# Prompt:
Rewrite the lines from the one containing "UI element localization: list" through the one containing "concept-row: black upper", changing every "concept-row" to "concept-line" and keeping all else unchanged. Return only those lines.

# Data for the task:
↓

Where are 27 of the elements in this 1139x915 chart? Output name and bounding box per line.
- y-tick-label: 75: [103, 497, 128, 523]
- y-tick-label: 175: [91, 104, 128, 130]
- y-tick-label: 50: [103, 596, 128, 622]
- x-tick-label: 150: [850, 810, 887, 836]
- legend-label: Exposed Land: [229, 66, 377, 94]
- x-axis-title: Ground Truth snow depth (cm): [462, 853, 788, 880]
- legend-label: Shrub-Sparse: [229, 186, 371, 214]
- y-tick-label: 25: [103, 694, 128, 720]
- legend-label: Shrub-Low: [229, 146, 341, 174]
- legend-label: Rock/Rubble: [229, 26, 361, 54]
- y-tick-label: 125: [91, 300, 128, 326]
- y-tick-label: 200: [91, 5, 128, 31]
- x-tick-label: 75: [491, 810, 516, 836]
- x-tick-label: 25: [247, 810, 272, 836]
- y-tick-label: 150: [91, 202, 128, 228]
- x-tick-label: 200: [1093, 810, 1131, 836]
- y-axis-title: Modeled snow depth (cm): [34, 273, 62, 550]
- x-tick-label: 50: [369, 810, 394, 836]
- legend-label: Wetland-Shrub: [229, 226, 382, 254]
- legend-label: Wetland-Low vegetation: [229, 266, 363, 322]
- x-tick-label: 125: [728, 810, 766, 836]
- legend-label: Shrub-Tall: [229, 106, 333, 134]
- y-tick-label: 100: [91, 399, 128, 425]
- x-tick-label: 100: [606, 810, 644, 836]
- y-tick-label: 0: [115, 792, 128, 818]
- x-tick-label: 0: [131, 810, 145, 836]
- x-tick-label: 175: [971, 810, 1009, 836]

↑
↓

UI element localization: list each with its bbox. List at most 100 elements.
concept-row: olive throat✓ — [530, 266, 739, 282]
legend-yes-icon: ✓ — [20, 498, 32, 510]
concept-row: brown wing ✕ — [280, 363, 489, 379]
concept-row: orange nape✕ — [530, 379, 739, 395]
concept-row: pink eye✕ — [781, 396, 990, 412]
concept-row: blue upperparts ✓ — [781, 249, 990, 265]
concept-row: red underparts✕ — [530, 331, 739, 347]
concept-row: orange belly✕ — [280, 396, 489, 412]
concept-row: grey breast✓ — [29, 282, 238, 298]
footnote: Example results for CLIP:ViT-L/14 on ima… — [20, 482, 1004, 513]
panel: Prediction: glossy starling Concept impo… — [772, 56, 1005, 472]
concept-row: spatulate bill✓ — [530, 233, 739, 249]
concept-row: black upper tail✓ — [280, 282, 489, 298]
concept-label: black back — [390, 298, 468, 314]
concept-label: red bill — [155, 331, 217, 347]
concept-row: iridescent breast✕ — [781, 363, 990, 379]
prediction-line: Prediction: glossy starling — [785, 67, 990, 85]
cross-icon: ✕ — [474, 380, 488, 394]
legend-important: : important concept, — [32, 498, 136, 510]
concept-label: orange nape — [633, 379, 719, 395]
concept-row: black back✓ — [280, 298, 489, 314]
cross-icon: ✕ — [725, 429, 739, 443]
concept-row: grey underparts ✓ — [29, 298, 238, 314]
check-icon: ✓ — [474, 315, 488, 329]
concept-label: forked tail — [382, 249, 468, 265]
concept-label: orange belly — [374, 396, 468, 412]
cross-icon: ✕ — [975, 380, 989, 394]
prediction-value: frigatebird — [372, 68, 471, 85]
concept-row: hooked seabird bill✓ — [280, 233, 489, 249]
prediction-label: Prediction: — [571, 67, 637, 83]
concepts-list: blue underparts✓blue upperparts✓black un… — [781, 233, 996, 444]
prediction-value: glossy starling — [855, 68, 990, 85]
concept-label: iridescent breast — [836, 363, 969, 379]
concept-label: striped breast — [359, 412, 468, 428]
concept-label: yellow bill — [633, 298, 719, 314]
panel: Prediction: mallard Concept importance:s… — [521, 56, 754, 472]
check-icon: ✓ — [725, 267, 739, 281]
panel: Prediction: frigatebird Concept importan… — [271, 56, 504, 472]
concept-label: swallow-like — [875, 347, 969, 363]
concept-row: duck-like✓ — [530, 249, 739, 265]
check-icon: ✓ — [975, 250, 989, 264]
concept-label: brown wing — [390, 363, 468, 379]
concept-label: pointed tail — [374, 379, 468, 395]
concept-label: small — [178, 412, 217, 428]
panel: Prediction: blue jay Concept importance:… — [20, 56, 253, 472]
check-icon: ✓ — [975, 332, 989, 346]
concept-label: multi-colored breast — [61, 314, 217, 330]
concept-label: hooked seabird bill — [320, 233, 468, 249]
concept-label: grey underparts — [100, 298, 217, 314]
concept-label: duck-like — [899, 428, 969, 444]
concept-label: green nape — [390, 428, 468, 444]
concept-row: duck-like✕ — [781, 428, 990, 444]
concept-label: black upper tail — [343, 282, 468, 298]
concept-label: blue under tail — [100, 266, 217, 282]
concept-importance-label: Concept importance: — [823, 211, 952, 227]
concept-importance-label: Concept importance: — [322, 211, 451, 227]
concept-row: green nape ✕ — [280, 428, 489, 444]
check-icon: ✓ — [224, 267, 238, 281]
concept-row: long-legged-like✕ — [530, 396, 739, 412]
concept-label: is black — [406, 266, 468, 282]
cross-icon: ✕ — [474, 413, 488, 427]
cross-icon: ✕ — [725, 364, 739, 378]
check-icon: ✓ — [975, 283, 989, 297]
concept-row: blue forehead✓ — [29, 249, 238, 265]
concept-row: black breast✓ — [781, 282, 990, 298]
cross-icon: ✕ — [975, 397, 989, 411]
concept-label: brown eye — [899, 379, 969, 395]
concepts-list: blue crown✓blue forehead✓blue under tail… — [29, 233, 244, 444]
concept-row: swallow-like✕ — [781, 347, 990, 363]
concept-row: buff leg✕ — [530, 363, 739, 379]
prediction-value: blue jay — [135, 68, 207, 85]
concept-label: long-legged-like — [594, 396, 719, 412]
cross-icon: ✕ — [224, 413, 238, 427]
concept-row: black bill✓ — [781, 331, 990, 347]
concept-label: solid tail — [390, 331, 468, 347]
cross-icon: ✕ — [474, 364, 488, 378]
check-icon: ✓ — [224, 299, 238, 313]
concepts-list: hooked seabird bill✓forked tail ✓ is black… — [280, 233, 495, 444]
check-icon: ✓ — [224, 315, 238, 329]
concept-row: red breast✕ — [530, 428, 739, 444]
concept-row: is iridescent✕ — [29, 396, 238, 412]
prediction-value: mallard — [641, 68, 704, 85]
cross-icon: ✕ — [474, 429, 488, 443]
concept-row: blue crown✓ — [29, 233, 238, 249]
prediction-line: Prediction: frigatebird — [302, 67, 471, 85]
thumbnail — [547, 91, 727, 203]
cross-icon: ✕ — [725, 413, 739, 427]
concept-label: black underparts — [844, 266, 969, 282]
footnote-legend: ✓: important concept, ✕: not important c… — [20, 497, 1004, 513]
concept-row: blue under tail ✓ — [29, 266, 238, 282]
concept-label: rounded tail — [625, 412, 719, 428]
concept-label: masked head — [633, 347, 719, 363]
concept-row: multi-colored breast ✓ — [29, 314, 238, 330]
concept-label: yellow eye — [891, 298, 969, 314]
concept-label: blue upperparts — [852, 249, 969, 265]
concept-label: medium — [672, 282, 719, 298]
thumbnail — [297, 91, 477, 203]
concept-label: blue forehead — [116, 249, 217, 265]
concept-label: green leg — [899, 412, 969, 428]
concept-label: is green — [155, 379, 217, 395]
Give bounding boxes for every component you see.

↑
↓

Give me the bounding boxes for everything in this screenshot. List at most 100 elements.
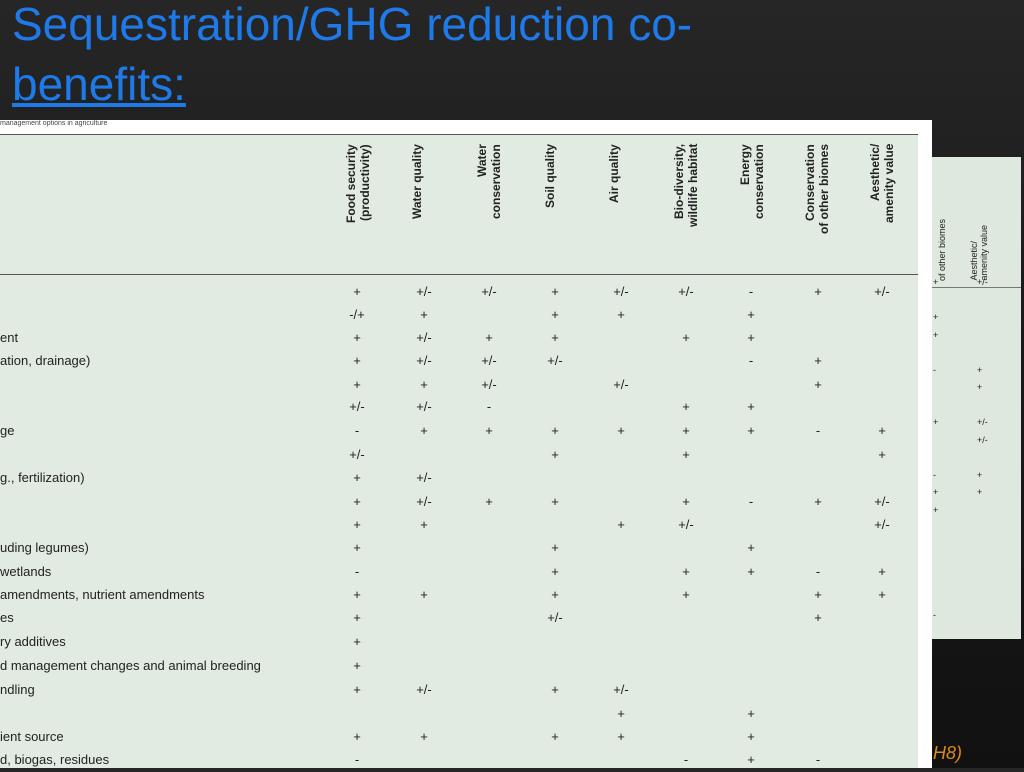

↑

# Written response:
UI element localization: list each with its bbox. List at most 100 elements.
concept-line: olive throat✓ — [530, 266, 739, 282]
legend-yes-icon: ✓ — [20, 498, 32, 510]
concept-line: brown wing ✕ — [280, 363, 489, 379]
concept-line: orange nape✕ — [530, 379, 739, 395]
concept-line: pink eye✕ — [781, 396, 990, 412]
concept-line: blue upperparts ✓ — [781, 249, 990, 265]
concept-line: red underparts✕ — [530, 331, 739, 347]
concept-line: orange belly✕ — [280, 396, 489, 412]
concept-line: grey breast✓ — [29, 282, 238, 298]
footnote: Example results for CLIP:ViT-L/14 on ima… — [20, 482, 1004, 513]
panel: Prediction: glossy starling Concept impo… — [772, 56, 1005, 472]
concept-line: spatulate bill✓ — [530, 233, 739, 249]
concept-line: black upper tail✓ — [280, 282, 489, 298]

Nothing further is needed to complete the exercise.